◆ Extracted material:
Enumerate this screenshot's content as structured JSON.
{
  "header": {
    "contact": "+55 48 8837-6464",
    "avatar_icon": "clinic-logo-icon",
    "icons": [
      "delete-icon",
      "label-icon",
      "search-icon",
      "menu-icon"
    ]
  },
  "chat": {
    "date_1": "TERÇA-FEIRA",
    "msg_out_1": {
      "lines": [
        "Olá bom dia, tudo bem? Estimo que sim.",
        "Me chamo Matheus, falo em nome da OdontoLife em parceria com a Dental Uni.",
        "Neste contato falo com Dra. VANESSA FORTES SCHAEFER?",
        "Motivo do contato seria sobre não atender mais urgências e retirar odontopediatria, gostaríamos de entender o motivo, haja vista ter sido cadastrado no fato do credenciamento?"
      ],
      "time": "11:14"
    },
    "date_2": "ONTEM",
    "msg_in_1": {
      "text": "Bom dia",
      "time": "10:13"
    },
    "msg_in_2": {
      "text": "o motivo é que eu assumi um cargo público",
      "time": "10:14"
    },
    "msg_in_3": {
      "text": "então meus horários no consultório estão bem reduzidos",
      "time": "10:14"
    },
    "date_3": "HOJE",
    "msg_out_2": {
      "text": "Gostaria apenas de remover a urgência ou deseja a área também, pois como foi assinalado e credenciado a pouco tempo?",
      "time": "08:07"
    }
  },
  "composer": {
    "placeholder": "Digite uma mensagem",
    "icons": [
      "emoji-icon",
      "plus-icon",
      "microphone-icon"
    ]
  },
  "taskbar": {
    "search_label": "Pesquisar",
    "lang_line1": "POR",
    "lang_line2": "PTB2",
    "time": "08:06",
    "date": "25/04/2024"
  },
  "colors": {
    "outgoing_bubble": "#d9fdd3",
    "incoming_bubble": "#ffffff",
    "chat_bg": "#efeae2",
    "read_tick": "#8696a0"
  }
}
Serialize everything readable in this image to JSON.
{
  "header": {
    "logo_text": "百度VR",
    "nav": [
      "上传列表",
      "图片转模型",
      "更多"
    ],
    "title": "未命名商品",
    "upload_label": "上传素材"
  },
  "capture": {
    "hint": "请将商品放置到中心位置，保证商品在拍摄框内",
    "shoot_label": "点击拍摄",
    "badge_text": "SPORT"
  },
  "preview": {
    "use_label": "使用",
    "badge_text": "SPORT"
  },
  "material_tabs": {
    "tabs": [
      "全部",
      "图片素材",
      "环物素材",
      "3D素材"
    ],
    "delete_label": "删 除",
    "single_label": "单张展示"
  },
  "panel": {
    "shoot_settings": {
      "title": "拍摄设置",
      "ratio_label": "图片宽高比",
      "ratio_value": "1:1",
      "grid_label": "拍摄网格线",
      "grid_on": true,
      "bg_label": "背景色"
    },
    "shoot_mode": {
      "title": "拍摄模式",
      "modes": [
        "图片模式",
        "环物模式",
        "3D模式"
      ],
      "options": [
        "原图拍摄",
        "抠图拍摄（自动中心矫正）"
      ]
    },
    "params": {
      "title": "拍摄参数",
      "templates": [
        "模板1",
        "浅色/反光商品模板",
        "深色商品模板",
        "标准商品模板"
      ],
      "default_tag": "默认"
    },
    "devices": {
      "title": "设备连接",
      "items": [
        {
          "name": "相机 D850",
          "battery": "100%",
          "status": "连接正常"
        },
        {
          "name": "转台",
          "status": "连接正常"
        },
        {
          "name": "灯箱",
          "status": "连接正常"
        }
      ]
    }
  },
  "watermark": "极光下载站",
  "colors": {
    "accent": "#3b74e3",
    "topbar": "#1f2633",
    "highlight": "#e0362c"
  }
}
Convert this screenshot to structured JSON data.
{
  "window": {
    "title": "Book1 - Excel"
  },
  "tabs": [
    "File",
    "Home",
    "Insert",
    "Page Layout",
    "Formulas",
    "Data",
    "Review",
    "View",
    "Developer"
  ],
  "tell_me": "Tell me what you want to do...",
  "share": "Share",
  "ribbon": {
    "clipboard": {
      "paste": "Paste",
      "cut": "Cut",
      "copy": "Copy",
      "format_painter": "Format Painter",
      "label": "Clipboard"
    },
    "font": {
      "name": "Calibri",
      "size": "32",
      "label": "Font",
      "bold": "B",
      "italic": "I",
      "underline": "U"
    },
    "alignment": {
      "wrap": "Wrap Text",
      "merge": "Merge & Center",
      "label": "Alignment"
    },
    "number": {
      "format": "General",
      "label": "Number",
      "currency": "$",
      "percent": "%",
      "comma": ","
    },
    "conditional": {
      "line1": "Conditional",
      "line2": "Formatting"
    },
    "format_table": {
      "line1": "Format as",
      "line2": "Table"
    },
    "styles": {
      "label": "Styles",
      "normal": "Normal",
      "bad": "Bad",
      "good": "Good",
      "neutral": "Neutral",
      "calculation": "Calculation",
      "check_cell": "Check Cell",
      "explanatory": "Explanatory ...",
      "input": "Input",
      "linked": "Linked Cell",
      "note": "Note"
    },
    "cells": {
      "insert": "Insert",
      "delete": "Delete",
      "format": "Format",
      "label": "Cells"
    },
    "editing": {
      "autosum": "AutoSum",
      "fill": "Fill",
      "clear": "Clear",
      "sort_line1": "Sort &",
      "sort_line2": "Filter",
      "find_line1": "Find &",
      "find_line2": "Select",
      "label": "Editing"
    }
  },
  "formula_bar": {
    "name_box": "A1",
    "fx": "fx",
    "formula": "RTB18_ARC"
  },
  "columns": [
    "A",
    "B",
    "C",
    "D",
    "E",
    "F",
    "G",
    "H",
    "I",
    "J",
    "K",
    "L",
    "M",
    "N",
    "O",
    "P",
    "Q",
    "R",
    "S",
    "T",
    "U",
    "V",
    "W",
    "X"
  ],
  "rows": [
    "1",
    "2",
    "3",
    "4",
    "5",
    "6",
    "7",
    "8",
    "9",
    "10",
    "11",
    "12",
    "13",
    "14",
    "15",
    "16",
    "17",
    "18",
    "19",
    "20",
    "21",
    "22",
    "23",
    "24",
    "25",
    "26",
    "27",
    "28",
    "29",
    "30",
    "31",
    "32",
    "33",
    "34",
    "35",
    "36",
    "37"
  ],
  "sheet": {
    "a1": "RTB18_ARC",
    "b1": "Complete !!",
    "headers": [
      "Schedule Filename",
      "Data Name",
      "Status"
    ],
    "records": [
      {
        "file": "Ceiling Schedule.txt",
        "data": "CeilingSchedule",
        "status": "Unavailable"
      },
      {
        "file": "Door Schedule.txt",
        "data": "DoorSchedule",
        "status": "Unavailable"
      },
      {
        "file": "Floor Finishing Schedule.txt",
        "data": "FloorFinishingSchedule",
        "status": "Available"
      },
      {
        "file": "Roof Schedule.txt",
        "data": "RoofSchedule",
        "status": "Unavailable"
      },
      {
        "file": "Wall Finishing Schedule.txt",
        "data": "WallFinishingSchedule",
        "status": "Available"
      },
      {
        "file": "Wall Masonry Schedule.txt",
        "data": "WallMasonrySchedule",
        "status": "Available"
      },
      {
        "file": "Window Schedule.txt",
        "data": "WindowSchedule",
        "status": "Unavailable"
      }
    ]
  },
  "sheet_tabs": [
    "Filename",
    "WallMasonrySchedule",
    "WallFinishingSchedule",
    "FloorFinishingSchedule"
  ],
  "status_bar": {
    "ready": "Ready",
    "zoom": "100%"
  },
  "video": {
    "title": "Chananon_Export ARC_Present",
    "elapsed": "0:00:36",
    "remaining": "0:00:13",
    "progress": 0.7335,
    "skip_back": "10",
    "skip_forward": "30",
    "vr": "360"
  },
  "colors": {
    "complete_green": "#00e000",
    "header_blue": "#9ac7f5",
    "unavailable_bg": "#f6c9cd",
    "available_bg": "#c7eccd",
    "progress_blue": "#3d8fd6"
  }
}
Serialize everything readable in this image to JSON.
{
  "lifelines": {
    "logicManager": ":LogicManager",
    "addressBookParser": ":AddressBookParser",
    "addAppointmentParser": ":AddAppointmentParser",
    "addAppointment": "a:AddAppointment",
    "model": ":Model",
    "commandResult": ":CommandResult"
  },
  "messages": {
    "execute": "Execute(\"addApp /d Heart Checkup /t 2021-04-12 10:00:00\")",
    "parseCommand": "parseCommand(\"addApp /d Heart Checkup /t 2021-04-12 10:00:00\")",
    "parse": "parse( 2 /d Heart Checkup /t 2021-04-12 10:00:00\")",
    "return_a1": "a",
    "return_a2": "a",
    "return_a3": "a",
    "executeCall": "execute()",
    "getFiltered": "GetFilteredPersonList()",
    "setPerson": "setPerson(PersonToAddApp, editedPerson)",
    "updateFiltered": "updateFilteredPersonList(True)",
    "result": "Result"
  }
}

◆ Directions: Lines that include the word "title" are to be extracted from the data above.

◆ Task solution:
    "title": "未命名商品",
      "title": "拍摄设置",
      "title": "拍摄模式",
      "title": "拍摄参数",
      "title": "设备连接",
    "title": "Book1 - Excel"
    "title": "Chananon_Export ARC_Present",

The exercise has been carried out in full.